A block of data
** Begin **
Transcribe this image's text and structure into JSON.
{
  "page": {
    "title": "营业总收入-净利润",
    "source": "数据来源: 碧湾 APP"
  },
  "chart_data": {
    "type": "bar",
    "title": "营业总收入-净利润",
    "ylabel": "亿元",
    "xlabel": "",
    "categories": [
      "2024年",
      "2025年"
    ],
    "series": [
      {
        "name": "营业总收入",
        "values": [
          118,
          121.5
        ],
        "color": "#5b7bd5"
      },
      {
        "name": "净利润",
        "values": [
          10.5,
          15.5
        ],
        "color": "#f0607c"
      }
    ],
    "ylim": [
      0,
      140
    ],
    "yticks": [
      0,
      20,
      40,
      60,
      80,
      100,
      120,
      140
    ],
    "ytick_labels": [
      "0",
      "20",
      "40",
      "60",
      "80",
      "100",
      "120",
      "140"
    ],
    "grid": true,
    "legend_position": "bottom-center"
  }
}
** End **
### Exercise instructions
Output every entry shown above, exactly.

### The result
Transcribe this image's text and structure into JSON.
{
  "page": {
    "title": "营业总收入-净利润",
    "source": "数据来源: 碧湾 APP"
  },
  "chart_data": {
    "type": "bar",
    "title": "营业总收入-净利润",
    "ylabel": "亿元",
    "xlabel": "",
    "categories": [
      "2024年",
      "2025年"
    ],
    "series": [
      {
        "name": "营业总收入",
        "values": [
          118,
          121.5
        ],
        "color": "#5b7bd5"
      },
      {
        "name": "净利润",
        "values": [
          10.5,
          15.5
        ],
        "color": "#f0607c"
      }
    ],
    "ylim": [
      0,
      140
    ],
    "yticks": [
      0,
      20,
      40,
      60,
      80,
      100,
      120,
      140
    ],
    "ytick_labels": [
      "0",
      "20",
      "40",
      "60",
      "80",
      "100",
      "120",
      "140"
    ],
    "grid": true,
    "legend_position": "bottom-center"
  }
}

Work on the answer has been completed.